## What you have to do
For this exercise, copy out each line of the material below that includes "amount".

--------------------------------

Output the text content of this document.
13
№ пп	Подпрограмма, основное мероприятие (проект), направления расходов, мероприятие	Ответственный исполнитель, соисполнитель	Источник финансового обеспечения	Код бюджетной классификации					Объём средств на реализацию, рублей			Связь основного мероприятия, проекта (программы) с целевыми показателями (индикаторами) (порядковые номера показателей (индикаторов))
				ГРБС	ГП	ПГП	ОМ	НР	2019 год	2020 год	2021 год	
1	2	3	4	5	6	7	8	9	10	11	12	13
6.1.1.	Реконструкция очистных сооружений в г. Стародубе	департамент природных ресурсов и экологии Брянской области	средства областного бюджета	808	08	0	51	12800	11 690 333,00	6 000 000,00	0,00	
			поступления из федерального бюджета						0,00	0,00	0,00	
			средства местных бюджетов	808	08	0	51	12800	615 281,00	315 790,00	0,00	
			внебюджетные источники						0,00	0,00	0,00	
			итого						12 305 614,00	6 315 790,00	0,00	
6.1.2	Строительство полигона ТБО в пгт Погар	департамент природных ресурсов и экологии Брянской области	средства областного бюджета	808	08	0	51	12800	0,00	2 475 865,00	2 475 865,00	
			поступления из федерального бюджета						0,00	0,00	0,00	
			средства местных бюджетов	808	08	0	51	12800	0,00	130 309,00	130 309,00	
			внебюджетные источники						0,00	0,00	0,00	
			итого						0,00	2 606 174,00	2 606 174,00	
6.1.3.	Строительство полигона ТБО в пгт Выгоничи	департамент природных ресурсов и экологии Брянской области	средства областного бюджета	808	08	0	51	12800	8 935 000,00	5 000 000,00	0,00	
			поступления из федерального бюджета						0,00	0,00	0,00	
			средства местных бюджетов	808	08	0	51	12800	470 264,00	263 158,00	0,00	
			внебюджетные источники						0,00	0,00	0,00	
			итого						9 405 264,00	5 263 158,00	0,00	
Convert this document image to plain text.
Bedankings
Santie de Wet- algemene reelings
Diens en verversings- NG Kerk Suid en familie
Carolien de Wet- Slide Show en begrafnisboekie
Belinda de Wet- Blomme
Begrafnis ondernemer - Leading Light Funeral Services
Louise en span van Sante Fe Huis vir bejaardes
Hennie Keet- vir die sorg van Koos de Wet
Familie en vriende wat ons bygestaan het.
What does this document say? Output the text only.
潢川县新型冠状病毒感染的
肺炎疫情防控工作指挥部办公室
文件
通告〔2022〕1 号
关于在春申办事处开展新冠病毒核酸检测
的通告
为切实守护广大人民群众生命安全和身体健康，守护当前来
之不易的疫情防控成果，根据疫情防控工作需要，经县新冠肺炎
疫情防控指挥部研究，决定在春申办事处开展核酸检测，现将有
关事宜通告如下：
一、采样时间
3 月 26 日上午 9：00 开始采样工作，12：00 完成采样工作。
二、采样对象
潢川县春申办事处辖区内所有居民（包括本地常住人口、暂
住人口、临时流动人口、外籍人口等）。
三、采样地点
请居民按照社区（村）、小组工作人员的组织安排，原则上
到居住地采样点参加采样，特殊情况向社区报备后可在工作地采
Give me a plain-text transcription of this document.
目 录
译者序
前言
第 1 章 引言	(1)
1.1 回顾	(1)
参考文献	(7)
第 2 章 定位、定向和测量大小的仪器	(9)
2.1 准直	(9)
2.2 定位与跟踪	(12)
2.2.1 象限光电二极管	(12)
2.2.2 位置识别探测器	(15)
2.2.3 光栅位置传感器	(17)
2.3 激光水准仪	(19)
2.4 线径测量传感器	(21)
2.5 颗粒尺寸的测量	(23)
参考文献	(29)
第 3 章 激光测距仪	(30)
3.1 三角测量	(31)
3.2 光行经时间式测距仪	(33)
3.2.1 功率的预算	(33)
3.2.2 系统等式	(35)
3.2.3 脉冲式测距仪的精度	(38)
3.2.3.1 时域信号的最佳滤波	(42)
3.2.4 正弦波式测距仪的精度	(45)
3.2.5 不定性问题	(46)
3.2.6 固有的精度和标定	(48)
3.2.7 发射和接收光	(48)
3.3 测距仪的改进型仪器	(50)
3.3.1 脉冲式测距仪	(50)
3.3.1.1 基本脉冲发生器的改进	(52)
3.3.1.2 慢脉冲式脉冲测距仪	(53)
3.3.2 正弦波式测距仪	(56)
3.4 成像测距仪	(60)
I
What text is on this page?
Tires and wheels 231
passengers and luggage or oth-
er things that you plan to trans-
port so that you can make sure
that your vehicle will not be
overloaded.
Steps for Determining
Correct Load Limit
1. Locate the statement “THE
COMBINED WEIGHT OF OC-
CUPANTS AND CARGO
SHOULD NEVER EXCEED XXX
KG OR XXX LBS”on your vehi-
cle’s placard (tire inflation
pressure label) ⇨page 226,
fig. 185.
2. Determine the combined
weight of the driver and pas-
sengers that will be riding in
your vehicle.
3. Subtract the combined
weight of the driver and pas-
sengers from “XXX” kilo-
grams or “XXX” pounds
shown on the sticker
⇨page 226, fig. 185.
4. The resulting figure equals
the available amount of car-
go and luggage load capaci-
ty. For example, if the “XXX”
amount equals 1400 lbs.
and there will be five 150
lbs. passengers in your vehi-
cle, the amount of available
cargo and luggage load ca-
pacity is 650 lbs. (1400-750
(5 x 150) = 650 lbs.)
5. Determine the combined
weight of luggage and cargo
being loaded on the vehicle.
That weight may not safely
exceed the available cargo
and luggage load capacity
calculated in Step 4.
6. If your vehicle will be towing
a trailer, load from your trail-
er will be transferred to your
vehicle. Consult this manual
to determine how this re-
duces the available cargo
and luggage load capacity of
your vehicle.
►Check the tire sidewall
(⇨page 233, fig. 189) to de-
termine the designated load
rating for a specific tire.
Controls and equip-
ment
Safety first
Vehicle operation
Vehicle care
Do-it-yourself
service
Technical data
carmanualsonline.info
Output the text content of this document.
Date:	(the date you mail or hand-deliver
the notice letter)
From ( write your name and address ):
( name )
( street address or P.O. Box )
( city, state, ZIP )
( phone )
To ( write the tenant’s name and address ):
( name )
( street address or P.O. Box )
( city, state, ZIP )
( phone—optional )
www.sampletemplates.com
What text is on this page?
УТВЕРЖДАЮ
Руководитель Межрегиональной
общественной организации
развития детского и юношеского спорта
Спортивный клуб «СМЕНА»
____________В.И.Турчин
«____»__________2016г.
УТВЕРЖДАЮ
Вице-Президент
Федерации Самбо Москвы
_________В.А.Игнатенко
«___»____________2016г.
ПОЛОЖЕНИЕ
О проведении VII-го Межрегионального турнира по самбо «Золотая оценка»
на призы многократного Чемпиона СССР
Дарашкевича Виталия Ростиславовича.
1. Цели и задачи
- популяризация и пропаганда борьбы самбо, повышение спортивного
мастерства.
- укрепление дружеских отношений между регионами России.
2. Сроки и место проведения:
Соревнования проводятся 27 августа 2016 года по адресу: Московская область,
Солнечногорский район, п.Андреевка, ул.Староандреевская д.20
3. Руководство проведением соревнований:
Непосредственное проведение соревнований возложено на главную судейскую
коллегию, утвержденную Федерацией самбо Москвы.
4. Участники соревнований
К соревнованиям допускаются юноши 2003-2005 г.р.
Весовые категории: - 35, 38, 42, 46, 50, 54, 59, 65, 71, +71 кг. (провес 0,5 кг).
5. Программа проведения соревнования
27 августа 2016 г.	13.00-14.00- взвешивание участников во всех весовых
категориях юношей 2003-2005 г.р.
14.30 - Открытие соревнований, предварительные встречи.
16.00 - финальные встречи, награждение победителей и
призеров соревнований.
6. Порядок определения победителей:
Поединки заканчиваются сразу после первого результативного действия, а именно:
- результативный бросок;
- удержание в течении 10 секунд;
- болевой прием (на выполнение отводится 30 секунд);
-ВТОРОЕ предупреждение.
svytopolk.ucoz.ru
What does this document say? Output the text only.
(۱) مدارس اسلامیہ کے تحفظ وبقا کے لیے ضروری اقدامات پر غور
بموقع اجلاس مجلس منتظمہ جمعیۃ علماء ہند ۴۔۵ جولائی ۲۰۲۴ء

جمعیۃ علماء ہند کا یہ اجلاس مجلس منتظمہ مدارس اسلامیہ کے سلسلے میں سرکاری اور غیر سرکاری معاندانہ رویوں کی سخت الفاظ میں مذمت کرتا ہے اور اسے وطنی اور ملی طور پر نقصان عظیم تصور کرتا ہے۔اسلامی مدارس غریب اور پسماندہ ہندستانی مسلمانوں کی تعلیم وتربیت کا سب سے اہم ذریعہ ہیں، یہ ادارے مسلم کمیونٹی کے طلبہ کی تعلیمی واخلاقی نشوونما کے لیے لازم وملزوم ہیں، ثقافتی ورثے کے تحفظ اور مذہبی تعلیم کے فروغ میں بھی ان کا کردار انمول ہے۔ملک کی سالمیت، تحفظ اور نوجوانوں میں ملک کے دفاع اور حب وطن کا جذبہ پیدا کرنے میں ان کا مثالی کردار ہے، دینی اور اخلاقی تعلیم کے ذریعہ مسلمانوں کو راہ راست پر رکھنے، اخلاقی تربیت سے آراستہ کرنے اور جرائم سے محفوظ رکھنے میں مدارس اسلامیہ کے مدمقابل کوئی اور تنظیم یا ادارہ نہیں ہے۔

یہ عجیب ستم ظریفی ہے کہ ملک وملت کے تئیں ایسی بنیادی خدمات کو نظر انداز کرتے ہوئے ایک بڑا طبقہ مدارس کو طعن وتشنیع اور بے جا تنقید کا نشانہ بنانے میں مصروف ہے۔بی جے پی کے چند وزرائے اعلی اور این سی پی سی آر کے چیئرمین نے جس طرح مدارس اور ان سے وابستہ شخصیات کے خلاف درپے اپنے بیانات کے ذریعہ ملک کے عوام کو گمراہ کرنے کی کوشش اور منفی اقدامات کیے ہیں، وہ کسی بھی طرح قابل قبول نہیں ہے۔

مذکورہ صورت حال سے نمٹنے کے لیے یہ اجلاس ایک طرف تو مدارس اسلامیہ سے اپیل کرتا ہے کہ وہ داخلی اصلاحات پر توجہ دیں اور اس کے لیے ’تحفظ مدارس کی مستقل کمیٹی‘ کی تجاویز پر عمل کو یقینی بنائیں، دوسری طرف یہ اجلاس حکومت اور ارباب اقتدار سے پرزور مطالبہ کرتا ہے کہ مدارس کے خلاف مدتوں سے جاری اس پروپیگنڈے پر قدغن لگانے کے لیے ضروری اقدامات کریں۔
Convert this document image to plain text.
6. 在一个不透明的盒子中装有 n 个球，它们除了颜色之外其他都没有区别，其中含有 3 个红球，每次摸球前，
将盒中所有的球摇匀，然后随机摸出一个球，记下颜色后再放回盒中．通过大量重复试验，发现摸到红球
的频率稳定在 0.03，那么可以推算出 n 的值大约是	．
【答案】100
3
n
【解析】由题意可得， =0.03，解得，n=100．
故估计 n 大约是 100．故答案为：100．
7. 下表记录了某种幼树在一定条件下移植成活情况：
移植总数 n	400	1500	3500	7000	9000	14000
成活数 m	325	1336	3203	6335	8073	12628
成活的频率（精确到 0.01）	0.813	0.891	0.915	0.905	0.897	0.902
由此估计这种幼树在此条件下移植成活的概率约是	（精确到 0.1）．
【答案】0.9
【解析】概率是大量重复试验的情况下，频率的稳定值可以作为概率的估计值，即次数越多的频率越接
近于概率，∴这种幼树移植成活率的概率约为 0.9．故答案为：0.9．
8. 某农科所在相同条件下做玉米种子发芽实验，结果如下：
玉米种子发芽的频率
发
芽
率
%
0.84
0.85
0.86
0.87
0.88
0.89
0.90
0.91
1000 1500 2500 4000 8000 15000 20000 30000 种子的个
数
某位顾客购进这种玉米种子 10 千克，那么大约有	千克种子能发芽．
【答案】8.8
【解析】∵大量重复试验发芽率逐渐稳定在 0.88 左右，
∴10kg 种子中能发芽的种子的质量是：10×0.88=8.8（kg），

--------------------------------

## Task answer
the available amount of car-
amount equals 1400 lbs.
cle, the amount of available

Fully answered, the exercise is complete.